> SET TASK:
Extract all of the data and reproduce it precisely.

--- Begin SUPPLIED DATA ---

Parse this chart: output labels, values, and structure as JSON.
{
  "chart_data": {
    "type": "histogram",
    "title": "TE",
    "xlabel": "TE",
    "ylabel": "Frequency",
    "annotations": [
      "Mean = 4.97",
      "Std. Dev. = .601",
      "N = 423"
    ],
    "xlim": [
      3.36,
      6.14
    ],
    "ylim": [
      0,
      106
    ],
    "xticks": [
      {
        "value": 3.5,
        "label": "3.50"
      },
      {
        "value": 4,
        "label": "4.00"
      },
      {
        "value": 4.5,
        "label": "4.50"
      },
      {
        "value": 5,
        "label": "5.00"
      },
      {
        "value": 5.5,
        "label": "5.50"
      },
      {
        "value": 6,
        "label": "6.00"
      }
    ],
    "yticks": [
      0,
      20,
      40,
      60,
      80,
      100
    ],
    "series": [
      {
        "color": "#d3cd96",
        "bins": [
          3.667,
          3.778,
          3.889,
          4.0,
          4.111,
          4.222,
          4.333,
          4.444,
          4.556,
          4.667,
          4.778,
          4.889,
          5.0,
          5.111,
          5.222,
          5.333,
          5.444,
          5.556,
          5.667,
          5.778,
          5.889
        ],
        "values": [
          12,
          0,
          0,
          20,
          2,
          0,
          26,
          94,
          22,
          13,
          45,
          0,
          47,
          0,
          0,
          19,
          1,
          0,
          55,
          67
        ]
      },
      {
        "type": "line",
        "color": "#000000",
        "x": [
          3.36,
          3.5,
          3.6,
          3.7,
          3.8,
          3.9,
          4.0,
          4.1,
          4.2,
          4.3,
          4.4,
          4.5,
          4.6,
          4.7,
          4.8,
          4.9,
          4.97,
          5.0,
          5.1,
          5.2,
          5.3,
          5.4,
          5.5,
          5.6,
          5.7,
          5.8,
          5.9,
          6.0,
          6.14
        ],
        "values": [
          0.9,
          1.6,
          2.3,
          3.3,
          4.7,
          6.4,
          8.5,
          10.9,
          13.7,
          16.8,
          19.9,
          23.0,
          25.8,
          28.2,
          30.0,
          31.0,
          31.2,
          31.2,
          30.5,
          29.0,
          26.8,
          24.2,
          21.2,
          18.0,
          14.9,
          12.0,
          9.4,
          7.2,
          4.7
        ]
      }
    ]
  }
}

--- End SUPPLIED DATA ---

> RESPONSE BELOW:
Parse this chart: output labels, values, and structure as JSON.
{
  "chart_data": {
    "type": "histogram",
    "title": "TE",
    "xlabel": "TE",
    "ylabel": "Frequency",
    "annotations": [
      "Mean = 4.97",
      "Std. Dev. = .601",
      "N = 423"
    ],
    "xlim": [
      3.36,
      6.14
    ],
    "ylim": [
      0,
      106
    ],
    "xticks": [
      {
        "value": 3.5,
        "label": "3.50"
      },
      {
        "value": 4,
        "label": "4.00"
      },
      {
        "value": 4.5,
        "label": "4.50"
      },
      {
        "value": 5,
        "label": "5.00"
      },
      {
        "value": 5.5,
        "label": "5.50"
      },
      {
        "value": 6,
        "label": "6.00"
      }
    ],
    "yticks": [
      0,
      20,
      40,
      60,
      80,
      100
    ],
    "series": [
      {
        "color": "#d3cd96",
        "bins": [
          3.667,
          3.778,
          3.889,
          4.0,
          4.111,
          4.222,
          4.333,
          4.444,
          4.556,
          4.667,
          4.778,
          4.889,
          5.0,
          5.111,
          5.222,
          5.333,
          5.444,
          5.556,
          5.667,
          5.778,
          5.889
        ],
        "values": [
          12,
          0,
          0,
          20,
          2,
          0,
          26,
          94,
          22,
          13,
          45,
          0,
          47,
          0,
          0,
          19,
          1,
          0,
          55,
          67
        ]
      },
      {
        "type": "line",
        "color": "#000000",
        "x": [
          3.36,
          3.5,
          3.6,
          3.7,
          3.8,
          3.9,
          4.0,
          4.1,
          4.2,
          4.3,
          4.4,
          4.5,
          4.6,
          4.7,
          4.8,
          4.9,
          4.97,
          5.0,
          5.1,
          5.2,
          5.3,
          5.4,
          5.5,
          5.6,
          5.7,
          5.8,
          5.9,
          6.0,
          6.14
        ],
        "values": [
          0.9,
          1.6,
          2.3,
          3.3,
          4.7,
          6.4,
          8.5,
          10.9,
          13.7,
          16.8,
          19.9,
          23.0,
          25.8,
          28.2,
          30.0,
          31.0,
          31.2,
          31.2,
          30.5,
          29.0,
          26.8,
          24.2,
          21.2,
          18.0,
          14.9,
          12.0,
          9.4,
          7.2,
          4.7
        ]
      }
    ]
  }
}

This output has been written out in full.